SUPPLIED INFORMATION:
++++++++++++++++++++
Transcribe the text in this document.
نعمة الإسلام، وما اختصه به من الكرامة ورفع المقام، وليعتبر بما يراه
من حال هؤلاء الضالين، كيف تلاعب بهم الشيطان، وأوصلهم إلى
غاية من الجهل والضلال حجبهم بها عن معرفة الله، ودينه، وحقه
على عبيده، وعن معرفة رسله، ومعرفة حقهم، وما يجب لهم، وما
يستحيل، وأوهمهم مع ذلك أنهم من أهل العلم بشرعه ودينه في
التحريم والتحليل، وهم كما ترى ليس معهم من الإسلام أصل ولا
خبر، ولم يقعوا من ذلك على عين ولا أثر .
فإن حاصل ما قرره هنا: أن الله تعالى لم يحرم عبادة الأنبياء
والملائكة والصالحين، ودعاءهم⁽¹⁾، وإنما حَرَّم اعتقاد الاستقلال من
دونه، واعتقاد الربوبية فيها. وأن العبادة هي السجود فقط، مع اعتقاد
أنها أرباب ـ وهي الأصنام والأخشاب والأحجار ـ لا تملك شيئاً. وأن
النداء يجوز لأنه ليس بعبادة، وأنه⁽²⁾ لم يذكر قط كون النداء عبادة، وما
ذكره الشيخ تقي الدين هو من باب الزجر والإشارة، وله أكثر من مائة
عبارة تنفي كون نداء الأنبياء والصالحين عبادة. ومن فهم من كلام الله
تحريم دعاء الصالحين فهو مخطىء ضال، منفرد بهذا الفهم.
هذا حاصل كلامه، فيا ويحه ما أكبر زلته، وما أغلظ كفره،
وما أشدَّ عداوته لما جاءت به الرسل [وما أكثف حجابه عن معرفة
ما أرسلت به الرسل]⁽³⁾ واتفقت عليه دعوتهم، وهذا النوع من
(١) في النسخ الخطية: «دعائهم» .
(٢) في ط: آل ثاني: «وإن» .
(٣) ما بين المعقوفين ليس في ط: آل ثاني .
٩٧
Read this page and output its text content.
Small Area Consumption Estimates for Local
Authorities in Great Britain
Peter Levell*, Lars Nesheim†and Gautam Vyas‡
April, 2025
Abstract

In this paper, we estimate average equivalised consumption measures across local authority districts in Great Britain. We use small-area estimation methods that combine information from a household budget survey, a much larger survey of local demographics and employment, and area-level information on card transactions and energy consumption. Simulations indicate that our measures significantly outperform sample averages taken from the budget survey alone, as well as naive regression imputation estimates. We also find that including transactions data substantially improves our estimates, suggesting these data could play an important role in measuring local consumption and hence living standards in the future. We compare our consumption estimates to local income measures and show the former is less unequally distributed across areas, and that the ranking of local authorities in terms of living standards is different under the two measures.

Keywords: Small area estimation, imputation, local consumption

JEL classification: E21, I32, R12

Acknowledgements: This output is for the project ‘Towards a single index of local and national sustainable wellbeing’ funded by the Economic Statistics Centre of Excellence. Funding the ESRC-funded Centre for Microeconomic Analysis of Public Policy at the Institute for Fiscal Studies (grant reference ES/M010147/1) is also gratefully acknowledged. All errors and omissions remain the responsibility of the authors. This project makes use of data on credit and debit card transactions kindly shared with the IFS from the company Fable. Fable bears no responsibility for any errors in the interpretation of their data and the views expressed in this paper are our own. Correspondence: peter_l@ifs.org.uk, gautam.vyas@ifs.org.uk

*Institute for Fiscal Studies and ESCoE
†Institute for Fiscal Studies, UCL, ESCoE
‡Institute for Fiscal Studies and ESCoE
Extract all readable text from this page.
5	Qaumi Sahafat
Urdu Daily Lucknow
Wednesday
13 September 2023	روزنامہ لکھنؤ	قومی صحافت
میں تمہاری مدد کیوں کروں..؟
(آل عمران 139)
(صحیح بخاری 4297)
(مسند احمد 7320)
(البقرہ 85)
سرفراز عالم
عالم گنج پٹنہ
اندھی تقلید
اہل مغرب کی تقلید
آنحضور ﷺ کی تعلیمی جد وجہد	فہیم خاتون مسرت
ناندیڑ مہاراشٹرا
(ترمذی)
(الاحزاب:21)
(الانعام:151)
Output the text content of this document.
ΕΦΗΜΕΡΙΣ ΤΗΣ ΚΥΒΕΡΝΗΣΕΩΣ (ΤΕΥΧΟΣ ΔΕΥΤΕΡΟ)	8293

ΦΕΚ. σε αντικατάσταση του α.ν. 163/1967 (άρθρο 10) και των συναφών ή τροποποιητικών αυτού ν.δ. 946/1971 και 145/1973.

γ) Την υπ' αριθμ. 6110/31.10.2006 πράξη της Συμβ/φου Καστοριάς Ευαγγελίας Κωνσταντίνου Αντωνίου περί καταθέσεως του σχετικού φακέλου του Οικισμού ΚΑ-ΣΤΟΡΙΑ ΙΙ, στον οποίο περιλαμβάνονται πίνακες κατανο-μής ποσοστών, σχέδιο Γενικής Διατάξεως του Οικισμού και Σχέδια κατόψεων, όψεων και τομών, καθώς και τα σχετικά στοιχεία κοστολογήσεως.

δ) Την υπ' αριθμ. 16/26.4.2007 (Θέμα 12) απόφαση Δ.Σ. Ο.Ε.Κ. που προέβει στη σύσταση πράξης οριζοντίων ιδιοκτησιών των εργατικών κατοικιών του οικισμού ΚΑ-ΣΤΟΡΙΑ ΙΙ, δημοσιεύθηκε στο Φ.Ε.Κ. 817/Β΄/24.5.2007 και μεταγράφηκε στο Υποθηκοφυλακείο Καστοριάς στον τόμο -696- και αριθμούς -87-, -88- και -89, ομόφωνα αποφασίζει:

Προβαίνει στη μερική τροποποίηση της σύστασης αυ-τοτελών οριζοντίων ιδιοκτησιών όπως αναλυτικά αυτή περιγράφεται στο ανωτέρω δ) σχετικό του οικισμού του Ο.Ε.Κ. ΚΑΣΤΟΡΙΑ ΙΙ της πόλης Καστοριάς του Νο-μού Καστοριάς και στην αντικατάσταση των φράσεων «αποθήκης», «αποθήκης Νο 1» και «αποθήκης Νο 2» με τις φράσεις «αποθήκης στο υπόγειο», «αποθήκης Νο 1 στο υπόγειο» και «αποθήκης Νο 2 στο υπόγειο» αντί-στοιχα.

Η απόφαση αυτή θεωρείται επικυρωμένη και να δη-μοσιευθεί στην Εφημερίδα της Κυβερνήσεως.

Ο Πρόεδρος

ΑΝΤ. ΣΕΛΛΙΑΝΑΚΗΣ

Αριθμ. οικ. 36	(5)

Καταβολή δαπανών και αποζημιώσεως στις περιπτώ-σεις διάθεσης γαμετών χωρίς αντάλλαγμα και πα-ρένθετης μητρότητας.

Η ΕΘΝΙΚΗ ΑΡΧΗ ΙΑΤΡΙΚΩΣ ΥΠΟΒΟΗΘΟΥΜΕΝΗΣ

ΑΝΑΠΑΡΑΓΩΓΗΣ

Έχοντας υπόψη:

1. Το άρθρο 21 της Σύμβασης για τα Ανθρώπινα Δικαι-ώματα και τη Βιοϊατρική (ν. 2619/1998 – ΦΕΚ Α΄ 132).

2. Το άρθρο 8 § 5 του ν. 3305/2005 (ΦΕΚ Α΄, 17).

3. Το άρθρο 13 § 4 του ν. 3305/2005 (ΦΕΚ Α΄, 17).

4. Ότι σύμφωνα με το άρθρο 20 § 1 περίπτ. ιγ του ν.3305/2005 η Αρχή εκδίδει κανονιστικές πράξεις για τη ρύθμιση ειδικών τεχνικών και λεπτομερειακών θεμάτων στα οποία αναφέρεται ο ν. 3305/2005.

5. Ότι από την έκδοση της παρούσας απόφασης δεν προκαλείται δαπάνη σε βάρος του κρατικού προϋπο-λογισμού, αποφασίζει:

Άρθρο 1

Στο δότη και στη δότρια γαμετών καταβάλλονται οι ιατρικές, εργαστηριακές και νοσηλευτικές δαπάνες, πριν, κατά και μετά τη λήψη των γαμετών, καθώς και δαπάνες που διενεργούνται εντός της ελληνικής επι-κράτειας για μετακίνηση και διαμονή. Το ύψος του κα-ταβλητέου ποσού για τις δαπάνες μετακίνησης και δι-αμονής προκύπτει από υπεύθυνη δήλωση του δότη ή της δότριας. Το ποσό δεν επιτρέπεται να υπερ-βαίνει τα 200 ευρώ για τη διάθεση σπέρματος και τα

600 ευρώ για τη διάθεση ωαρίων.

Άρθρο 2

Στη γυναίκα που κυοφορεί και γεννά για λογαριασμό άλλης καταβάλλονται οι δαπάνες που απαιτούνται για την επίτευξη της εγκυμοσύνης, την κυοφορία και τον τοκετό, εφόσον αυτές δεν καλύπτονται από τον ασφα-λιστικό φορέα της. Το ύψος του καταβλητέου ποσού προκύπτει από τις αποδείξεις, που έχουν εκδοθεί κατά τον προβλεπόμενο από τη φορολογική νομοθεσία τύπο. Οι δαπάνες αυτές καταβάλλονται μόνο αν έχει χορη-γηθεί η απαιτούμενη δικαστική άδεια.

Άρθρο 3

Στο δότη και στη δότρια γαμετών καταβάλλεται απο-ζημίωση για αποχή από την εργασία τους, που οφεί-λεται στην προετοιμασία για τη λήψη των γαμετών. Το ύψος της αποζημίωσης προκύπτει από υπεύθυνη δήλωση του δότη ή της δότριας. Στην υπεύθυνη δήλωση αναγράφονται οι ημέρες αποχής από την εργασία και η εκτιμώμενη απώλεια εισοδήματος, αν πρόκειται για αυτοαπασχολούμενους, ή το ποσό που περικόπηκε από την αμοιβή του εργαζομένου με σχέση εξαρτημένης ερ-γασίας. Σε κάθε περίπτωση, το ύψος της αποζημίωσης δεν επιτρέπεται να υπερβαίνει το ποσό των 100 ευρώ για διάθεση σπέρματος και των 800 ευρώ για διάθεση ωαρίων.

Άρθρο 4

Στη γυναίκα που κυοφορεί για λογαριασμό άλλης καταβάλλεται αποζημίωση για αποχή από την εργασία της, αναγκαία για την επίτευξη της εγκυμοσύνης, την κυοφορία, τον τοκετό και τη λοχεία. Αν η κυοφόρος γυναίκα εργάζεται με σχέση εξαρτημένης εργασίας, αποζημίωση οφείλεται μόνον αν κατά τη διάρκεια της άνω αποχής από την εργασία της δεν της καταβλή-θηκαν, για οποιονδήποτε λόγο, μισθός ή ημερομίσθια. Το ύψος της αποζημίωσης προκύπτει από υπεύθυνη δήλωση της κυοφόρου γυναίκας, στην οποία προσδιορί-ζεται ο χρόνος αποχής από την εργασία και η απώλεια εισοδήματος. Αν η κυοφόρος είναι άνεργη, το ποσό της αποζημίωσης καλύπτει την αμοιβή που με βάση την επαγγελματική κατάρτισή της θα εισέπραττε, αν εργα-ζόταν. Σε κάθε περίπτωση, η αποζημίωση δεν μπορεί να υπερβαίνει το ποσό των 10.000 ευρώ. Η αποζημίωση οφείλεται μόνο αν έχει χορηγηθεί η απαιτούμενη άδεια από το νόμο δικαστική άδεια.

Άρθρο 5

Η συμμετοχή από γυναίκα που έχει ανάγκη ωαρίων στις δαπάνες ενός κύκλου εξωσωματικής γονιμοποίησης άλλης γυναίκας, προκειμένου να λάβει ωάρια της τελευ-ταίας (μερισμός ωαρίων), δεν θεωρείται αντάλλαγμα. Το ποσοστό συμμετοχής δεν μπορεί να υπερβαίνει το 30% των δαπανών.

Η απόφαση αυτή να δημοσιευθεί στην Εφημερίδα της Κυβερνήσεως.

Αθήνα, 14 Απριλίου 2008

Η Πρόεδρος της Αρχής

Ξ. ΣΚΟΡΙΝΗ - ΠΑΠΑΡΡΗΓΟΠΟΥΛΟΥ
++++++++++++++++++++
REQUEST:
Copy every single line of the material above that holds "الأنبياء".

ANSWER TO THIS PROBLEM:
فإن حاصل ما قرره هنا: أن الله تعالى لم يحرم عبادة الأنبياء
عبارة تنفي كون نداء الأنبياء والصالحين عبادة. ومن فهم من كلام الله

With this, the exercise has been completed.